### SUPPLIED DATA
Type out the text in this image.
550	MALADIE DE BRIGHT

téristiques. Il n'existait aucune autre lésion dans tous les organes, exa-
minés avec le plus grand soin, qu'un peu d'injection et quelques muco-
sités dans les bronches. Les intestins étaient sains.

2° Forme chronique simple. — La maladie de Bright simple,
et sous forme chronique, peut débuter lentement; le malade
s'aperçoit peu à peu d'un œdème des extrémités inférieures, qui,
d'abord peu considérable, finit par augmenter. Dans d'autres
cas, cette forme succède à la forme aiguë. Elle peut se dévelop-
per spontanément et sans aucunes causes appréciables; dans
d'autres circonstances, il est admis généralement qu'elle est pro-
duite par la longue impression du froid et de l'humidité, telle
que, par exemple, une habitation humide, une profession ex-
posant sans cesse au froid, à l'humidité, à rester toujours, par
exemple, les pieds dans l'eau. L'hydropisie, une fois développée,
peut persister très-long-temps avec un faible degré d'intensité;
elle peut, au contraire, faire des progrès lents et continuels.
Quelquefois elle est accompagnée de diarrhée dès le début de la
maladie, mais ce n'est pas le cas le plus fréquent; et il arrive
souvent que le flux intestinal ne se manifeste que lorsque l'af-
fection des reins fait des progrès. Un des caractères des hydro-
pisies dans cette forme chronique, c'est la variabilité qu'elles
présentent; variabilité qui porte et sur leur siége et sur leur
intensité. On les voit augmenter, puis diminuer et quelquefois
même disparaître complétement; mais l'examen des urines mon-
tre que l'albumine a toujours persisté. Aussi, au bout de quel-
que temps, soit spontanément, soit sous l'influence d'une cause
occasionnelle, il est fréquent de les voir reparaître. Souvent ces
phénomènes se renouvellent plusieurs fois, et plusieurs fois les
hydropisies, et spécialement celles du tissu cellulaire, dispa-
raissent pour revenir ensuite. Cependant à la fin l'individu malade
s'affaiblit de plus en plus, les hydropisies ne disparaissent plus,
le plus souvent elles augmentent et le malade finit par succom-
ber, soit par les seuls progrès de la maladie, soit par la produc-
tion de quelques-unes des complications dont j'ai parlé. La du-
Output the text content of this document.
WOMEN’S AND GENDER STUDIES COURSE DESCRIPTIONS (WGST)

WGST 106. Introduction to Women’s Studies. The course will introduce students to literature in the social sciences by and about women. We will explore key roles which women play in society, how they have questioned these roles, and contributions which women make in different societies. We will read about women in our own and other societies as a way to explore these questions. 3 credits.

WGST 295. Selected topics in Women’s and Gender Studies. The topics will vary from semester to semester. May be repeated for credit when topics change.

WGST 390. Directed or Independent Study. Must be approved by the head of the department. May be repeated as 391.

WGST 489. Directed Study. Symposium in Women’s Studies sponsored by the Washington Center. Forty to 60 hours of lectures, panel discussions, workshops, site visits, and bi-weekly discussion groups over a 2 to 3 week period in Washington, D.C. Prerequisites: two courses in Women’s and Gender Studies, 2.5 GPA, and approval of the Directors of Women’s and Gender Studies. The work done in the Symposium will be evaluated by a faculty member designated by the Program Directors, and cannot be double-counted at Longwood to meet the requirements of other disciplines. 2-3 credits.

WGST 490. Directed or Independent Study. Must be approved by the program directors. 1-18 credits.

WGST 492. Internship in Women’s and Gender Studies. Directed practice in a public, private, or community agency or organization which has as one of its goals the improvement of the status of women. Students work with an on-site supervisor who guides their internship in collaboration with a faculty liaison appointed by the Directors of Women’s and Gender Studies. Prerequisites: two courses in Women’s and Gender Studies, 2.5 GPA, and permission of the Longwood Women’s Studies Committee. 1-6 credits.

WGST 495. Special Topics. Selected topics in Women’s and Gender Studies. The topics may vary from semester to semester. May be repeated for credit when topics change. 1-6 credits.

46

### GOAL
Copy out every line of the data above, exactly as given.

### SOLVED EXERCISE
Type out the text in this image.
550	MALADIE DE BRIGHT

téristiques. Il n'existait aucune autre lésion dans tous les organes, exa-
minés avec le plus grand soin, qu'un peu d'injection et quelques muco-
sités dans les bronches. Les intestins étaient sains.

2° Forme chronique simple. — La maladie de Bright simple,
et sous forme chronique, peut débuter lentement; le malade
s'aperçoit peu à peu d'un œdème des extrémités inférieures, qui,
d'abord peu considérable, finit par augmenter. Dans d'autres
cas, cette forme succède à la forme aiguë. Elle peut se dévelop-
per spontanément et sans aucunes causes appréciables; dans
d'autres circonstances, il est admis généralement qu'elle est pro-
duite par la longue impression du froid et de l'humidité, telle
que, par exemple, une habitation humide, une profession ex-
posant sans cesse au froid, à l'humidité, à rester toujours, par
exemple, les pieds dans l'eau. L'hydropisie, une fois développée,
peut persister très-long-temps avec un faible degré d'intensité;
elle peut, au contraire, faire des progrès lents et continuels.
Quelquefois elle est accompagnée de diarrhée dès le début de la
maladie, mais ce n'est pas le cas le plus fréquent; et il arrive
souvent que le flux intestinal ne se manifeste que lorsque l'af-
fection des reins fait des progrès. Un des caractères des hydro-
pisies dans cette forme chronique, c'est la variabilité qu'elles
présentent; variabilité qui porte et sur leur siége et sur leur
intensité. On les voit augmenter, puis diminuer et quelquefois
même disparaître complétement; mais l'examen des urines mon-
tre que l'albumine a toujours persisté. Aussi, au bout de quel-
que temps, soit spontanément, soit sous l'influence d'une cause
occasionnelle, il est fréquent de les voir reparaître. Souvent ces
phénomènes se renouvellent plusieurs fois, et plusieurs fois les
hydropisies, et spécialement celles du tissu cellulaire, dispa-
raissent pour revenir ensuite. Cependant à la fin l'individu malade
s'affaiblit de plus en plus, les hydropisies ne disparaissent plus,
le plus souvent elles augmentent et le malade finit par succom-
ber, soit par les seuls progrès de la maladie, soit par la produc-
tion de quelques-unes des complications dont j'ai parlé. La du-
Output the text content of this document.
WOMEN’S AND GENDER STUDIES COURSE DESCRIPTIONS (WGST)

WGST 106. Introduction to Women’s Studies. The course will introduce students to literature in the social sciences by and about women. We will explore key roles which women play in society, how they have questioned these roles, and contributions which women make in different societies. We will read about women in our own and other societies as a way to explore these questions. 3 credits.

WGST 295. Selected topics in Women’s and Gender Studies. The topics will vary from semester to semester. May be repeated for credit when topics change.

WGST 390. Directed or Independent Study. Must be approved by the head of the department. May be repeated as 391.

WGST 489. Directed Study. Symposium in Women’s Studies sponsored by the Washington Center. Forty to 60 hours of lectures, panel discussions, workshops, site visits, and bi-weekly discussion groups over a 2 to 3 week period in Washington, D.C. Prerequisites: two courses in Women’s and Gender Studies, 2.5 GPA, and approval of the Directors of Women’s and Gender Studies. The work done in the Symposium will be evaluated by a faculty member designated by the Program Directors, and cannot be double-counted at Longwood to meet the requirements of other disciplines. 2-3 credits.

WGST 490. Directed or Independent Study. Must be approved by the program directors. 1-18 credits.

WGST 492. Internship in Women’s and Gender Studies. Directed practice in a public, private, or community agency or organization which has as one of its goals the improvement of the status of women. Students work with an on-site supervisor who guides their internship in collaboration with a faculty liaison appointed by the Directors of Women’s and Gender Studies. Prerequisites: two courses in Women’s and Gender Studies, 2.5 GPA, and permission of the Longwood Women’s Studies Committee. 1-6 credits.

WGST 495. Special Topics. Selected topics in Women’s and Gender Studies. The topics may vary from semester to semester. May be repeated for credit when topics change. 1-6 credits.

46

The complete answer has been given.